(Stored entries)
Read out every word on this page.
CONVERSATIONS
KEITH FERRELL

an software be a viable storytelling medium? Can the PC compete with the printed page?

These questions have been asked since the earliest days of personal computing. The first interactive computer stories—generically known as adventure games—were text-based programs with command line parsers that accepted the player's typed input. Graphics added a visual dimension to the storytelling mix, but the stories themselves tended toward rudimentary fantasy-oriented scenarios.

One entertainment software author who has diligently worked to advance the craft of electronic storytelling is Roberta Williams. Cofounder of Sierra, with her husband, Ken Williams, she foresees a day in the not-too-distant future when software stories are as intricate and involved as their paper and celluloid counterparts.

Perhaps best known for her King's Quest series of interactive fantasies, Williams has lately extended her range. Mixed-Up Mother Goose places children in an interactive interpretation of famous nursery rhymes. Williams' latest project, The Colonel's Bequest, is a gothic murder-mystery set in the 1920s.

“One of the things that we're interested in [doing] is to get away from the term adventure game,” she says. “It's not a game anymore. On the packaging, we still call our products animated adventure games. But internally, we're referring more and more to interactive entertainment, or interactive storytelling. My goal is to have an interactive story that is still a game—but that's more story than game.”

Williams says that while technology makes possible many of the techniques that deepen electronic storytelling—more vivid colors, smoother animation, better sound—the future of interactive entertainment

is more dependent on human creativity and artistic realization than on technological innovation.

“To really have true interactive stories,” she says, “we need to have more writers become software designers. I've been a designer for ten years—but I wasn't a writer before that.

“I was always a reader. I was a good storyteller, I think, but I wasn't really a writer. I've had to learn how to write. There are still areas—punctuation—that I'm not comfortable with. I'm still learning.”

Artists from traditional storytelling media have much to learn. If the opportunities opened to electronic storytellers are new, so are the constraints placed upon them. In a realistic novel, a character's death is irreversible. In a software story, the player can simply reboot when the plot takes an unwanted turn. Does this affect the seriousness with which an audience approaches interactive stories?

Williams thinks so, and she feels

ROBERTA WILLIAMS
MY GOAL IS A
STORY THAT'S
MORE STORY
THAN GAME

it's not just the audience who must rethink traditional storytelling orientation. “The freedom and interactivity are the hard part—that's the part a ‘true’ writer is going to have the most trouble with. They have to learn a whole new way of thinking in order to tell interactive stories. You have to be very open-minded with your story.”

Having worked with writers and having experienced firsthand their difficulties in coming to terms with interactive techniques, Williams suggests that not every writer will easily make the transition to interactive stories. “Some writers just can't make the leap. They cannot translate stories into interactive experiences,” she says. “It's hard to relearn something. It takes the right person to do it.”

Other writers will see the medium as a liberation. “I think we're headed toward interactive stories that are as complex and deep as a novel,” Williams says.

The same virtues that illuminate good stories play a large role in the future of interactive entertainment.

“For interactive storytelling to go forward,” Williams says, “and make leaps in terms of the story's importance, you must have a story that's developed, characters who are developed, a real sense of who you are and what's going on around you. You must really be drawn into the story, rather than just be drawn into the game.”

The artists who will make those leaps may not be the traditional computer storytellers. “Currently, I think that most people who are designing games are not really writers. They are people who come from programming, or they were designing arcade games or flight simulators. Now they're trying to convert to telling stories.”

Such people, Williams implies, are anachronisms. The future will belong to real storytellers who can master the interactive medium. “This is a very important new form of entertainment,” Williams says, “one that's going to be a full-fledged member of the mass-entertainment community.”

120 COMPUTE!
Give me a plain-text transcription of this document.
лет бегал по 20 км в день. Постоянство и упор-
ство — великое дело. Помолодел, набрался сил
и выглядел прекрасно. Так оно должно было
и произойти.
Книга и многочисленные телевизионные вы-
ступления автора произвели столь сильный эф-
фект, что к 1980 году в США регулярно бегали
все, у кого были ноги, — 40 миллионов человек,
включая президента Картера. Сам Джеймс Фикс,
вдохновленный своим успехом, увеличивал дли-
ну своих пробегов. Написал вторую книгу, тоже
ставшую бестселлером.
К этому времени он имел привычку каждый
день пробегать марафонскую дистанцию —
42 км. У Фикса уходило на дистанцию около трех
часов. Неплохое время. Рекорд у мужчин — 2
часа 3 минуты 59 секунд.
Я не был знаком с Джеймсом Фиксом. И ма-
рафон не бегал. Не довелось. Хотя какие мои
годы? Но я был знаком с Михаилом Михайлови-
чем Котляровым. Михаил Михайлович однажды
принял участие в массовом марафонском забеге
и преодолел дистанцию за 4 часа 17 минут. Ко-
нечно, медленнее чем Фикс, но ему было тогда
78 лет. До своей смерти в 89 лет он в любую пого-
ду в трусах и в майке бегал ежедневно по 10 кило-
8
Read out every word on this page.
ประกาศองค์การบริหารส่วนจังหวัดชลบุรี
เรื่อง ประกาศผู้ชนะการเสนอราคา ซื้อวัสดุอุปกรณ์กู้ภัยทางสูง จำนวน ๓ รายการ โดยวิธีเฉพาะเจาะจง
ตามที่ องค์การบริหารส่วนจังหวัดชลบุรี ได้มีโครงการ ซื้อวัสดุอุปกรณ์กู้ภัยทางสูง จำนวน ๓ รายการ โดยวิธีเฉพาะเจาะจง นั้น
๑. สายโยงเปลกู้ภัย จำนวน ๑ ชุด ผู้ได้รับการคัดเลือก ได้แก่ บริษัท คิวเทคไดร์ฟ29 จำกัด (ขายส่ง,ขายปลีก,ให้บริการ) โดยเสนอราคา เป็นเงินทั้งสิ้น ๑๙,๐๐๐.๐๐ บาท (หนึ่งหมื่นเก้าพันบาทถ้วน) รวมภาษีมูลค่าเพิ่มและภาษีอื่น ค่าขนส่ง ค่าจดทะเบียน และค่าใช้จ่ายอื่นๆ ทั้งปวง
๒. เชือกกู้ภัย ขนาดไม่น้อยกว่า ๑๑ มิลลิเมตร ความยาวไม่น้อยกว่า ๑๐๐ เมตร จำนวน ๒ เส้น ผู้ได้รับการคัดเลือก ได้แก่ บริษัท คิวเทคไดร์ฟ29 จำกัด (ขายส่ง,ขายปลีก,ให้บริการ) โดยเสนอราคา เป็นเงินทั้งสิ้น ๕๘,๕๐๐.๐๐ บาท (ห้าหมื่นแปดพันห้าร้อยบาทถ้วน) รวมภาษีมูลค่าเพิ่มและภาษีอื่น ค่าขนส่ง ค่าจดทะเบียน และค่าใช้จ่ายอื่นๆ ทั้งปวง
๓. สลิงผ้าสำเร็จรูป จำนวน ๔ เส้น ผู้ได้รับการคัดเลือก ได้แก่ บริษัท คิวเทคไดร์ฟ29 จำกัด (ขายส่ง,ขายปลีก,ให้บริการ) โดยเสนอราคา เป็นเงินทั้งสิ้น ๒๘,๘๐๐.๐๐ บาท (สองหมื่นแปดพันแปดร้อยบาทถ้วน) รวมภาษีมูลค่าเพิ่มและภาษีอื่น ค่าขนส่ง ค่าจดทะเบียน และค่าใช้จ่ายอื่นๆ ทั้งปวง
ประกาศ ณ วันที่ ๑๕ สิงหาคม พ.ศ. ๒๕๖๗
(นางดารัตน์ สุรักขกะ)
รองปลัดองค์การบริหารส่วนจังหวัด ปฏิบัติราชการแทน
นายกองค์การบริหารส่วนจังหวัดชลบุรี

EXERCISE DESCRIPTION >> From the data above, copy each line that holds "รายการ".

EXPECTED ANSWER >>
เรื่อง ประกาศผู้ชนะการเสนอราคา ซื้อวัสดุอุปกรณ์กู้ภัยทางสูง จำนวน ๓ รายการ โดยวิธีเฉพาะเจาะจง
ตามที่ องค์การบริหารส่วนจังหวัดชลบุรี ได้มีโครงการ ซื้อวัสดุอุปกรณ์กู้ภัยทางสูง จำนวน ๓ รายการ โดยวิธีเฉพาะเจาะจง นั้น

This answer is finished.